# Source material start

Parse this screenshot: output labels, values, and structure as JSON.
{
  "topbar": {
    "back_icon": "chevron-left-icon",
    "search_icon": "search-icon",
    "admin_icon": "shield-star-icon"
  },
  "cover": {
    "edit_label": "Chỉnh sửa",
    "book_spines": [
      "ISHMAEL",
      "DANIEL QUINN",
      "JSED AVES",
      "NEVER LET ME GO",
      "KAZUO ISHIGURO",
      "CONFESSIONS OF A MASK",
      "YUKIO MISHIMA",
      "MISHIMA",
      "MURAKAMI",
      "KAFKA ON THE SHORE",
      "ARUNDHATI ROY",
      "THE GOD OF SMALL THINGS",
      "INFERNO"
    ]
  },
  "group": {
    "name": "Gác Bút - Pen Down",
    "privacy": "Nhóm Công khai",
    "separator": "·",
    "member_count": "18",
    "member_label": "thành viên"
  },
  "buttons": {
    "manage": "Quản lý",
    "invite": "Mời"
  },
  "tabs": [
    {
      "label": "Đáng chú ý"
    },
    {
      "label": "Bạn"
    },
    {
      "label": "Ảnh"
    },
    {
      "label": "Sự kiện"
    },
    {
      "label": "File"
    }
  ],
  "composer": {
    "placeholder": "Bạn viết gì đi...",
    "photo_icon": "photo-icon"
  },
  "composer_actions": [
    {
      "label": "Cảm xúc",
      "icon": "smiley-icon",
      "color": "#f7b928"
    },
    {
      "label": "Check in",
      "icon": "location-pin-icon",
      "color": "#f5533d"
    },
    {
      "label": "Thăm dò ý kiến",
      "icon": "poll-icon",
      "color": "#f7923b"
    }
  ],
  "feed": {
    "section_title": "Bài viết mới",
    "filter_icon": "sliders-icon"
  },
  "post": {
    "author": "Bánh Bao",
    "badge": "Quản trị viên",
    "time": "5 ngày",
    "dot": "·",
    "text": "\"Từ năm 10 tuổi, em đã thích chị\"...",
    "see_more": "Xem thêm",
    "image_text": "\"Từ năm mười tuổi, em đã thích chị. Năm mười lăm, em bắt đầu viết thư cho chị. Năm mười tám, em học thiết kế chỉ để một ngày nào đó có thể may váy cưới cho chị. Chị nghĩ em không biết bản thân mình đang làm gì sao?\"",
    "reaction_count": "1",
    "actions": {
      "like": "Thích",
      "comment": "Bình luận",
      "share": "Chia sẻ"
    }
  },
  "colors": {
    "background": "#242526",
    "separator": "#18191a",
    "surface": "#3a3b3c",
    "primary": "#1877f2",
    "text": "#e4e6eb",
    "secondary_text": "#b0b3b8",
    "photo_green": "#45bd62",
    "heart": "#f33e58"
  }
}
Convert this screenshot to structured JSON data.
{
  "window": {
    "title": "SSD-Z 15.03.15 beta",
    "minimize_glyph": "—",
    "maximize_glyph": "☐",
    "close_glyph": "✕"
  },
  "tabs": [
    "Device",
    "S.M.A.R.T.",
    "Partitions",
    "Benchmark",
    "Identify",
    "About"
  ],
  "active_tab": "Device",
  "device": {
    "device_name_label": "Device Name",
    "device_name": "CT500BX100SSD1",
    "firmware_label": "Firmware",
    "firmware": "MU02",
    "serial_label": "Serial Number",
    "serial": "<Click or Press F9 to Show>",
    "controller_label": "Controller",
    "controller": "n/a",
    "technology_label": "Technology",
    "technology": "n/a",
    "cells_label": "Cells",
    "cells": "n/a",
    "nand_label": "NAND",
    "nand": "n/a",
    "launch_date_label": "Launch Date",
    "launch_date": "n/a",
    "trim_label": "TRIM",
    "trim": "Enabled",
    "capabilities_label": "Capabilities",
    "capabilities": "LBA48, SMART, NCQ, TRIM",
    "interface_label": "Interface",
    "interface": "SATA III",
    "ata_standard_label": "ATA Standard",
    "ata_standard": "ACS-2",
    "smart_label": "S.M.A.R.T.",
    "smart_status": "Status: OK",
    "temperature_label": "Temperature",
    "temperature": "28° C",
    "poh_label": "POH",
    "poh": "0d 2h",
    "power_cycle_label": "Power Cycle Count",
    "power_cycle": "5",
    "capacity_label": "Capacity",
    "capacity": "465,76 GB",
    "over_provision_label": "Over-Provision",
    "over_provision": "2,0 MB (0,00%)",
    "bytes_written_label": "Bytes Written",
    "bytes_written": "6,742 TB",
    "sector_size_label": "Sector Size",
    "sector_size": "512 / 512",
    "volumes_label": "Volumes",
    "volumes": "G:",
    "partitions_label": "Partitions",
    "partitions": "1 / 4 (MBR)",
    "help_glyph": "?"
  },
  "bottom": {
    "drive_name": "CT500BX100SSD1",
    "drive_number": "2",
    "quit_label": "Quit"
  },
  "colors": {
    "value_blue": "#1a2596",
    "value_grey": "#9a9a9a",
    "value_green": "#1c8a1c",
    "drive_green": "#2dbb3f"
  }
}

# Source material end

== Given exercise ==
From the records above, extract every entry exactly as given.

== Solved problem ==
Parse this screenshot: output labels, values, and structure as JSON.
{
  "topbar": {
    "back_icon": "chevron-left-icon",
    "search_icon": "search-icon",
    "admin_icon": "shield-star-icon"
  },
  "cover": {
    "edit_label": "Chỉnh sửa",
    "book_spines": [
      "ISHMAEL",
      "DANIEL QUINN",
      "JSED AVES",
      "NEVER LET ME GO",
      "KAZUO ISHIGURO",
      "CONFESSIONS OF A MASK",
      "YUKIO MISHIMA",
      "MISHIMA",
      "MURAKAMI",
      "KAFKA ON THE SHORE",
      "ARUNDHATI ROY",
      "THE GOD OF SMALL THINGS",
      "INFERNO"
    ]
  },
  "group": {
    "name": "Gác Bút - Pen Down",
    "privacy": "Nhóm Công khai",
    "separator": "·",
    "member_count": "18",
    "member_label": "thành viên"
  },
  "buttons": {
    "manage": "Quản lý",
    "invite": "Mời"
  },
  "tabs": [
    {
      "label": "Đáng chú ý"
    },
    {
      "label": "Bạn"
    },
    {
      "label": "Ảnh"
    },
    {
      "label": "Sự kiện"
    },
    {
      "label": "File"
    }
  ],
  "composer": {
    "placeholder": "Bạn viết gì đi...",
    "photo_icon": "photo-icon"
  },
  "composer_actions": [
    {
      "label": "Cảm xúc",
      "icon": "smiley-icon",
      "color": "#f7b928"
    },
    {
      "label": "Check in",
      "icon": "location-pin-icon",
      "color": "#f5533d"
    },
    {
      "label": "Thăm dò ý kiến",
      "icon": "poll-icon",
      "color": "#f7923b"
    }
  ],
  "feed": {
    "section_title": "Bài viết mới",
    "filter_icon": "sliders-icon"
  },
  "post": {
    "author": "Bánh Bao",
    "badge": "Quản trị viên",
    "time": "5 ngày",
    "dot": "·",
    "text": "\"Từ năm 10 tuổi, em đã thích chị\"...",
    "see_more": "Xem thêm",
    "image_text": "\"Từ năm mười tuổi, em đã thích chị. Năm mười lăm, em bắt đầu viết thư cho chị. Năm mười tám, em học thiết kế chỉ để một ngày nào đó có thể may váy cưới cho chị. Chị nghĩ em không biết bản thân mình đang làm gì sao?\"",
    "reaction_count": "1",
    "actions": {
      "like": "Thích",
      "comment": "Bình luận",
      "share": "Chia sẻ"
    }
  },
  "colors": {
    "background": "#242526",
    "separator": "#18191a",
    "surface": "#3a3b3c",
    "primary": "#1877f2",
    "text": "#e4e6eb",
    "secondary_text": "#b0b3b8",
    "photo_green": "#45bd62",
    "heart": "#f33e58"
  }
}
Convert this screenshot to structured JSON data.
{
  "window": {
    "title": "SSD-Z 15.03.15 beta",
    "minimize_glyph": "—",
    "maximize_glyph": "☐",
    "close_glyph": "✕"
  },
  "tabs": [
    "Device",
    "S.M.A.R.T.",
    "Partitions",
    "Benchmark",
    "Identify",
    "About"
  ],
  "active_tab": "Device",
  "device": {
    "device_name_label": "Device Name",
    "device_name": "CT500BX100SSD1",
    "firmware_label": "Firmware",
    "firmware": "MU02",
    "serial_label": "Serial Number",
    "serial": "<Click or Press F9 to Show>",
    "controller_label": "Controller",
    "controller": "n/a",
    "technology_label": "Technology",
    "technology": "n/a",
    "cells_label": "Cells",
    "cells": "n/a",
    "nand_label": "NAND",
    "nand": "n/a",
    "launch_date_label": "Launch Date",
    "launch_date": "n/a",
    "trim_label": "TRIM",
    "trim": "Enabled",
    "capabilities_label": "Capabilities",
    "capabilities": "LBA48, SMART, NCQ, TRIM",
    "interface_label": "Interface",
    "interface": "SATA III",
    "ata_standard_label": "ATA Standard",
    "ata_standard": "ACS-2",
    "smart_label": "S.M.A.R.T.",
    "smart_status": "Status: OK",
    "temperature_label": "Temperature",
    "temperature": "28° C",
    "poh_label": "POH",
    "poh": "0d 2h",
    "power_cycle_label": "Power Cycle Count",
    "power_cycle": "5",
    "capacity_label": "Capacity",
    "capacity": "465,76 GB",
    "over_provision_label": "Over-Provision",
    "over_provision": "2,0 MB (0,00%)",
    "bytes_written_label": "Bytes Written",
    "bytes_written": "6,742 TB",
    "sector_size_label": "Sector Size",
    "sector_size": "512 / 512",
    "volumes_label": "Volumes",
    "volumes": "G:",
    "partitions_label": "Partitions",
    "partitions": "1 / 4 (MBR)",
    "help_glyph": "?"
  },
  "bottom": {
    "drive_name": "CT500BX100SSD1",
    "drive_number": "2",
    "quit_label": "Quit"
  },
  "colors": {
    "value_blue": "#1a2596",
    "value_grey": "#9a9a9a",
    "value_green": "#1c8a1c",
    "drive_green": "#2dbb3f"
  }
}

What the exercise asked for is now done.